**Your goal**.
The records below need retyping in full; give them again exactly.

(Entries taken from a collection)
* * * * * * *
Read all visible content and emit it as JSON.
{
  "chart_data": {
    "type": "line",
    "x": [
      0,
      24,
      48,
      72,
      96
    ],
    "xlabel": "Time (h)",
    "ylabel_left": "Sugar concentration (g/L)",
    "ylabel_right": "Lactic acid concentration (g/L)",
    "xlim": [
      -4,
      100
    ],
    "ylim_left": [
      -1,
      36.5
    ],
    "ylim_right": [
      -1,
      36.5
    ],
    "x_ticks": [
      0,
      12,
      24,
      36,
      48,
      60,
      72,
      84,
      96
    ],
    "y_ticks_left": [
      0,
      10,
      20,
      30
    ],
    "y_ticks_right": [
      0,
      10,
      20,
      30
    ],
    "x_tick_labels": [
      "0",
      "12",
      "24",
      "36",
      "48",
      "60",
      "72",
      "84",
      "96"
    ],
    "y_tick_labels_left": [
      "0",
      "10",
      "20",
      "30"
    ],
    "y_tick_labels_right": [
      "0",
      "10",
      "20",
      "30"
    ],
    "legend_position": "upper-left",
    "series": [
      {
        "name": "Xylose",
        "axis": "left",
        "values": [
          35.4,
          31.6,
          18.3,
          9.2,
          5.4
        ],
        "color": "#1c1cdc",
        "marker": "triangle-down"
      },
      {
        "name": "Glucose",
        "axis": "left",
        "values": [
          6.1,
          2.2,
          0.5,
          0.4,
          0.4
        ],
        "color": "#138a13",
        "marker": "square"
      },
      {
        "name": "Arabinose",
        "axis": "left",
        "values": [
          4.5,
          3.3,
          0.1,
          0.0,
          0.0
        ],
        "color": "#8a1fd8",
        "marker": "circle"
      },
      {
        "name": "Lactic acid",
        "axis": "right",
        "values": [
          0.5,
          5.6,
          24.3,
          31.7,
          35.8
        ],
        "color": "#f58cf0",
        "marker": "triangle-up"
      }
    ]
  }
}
* * * * * * *
**Full solution**.
Read all visible content and emit it as JSON.
{
  "chart_data": {
    "type": "line",
    "x": [
      0,
      24,
      48,
      72,
      96
    ],
    "xlabel": "Time (h)",
    "ylabel_left": "Sugar concentration (g/L)",
    "ylabel_right": "Lactic acid concentration (g/L)",
    "xlim": [
      -4,
      100
    ],
    "ylim_left": [
      -1,
      36.5
    ],
    "ylim_right": [
      -1,
      36.5
    ],
    "x_ticks": [
      0,
      12,
      24,
      36,
      48,
      60,
      72,
      84,
      96
    ],
    "y_ticks_left": [
      0,
      10,
      20,
      30
    ],
    "y_ticks_right": [
      0,
      10,
      20,
      30
    ],
    "x_tick_labels": [
      "0",
      "12",
      "24",
      "36",
      "48",
      "60",
      "72",
      "84",
      "96"
    ],
    "y_tick_labels_left": [
      "0",
      "10",
      "20",
      "30"
    ],
    "y_tick_labels_right": [
      "0",
      "10",
      "20",
      "30"
    ],
    "legend_position": "upper-left",
    "series": [
      {
        "name": "Xylose",
        "axis": "left",
        "values": [
          35.4,
          31.6,
          18.3,
          9.2,
          5.4
        ],
        "color": "#1c1cdc",
        "marker": "triangle-down"
      },
      {
        "name": "Glucose",
        "axis": "left",
        "values": [
          6.1,
          2.2,
          0.5,
          0.4,
          0.4
        ],
        "color": "#138a13",
        "marker": "square"
      },
      {
        "name": "Arabinose",
        "axis": "left",
        "values": [
          4.5,
          3.3,
          0.1,
          0.0,
          0.0
        ],
        "color": "#8a1fd8",
        "marker": "circle"
      },
      {
        "name": "Lactic acid",
        "axis": "right",
        "values": [
          0.5,
          5.6,
          24.3,
          31.7,
          35.8
        ],
        "color": "#f58cf0",
        "marker": "triangle-up"
      }
    ]
  }
}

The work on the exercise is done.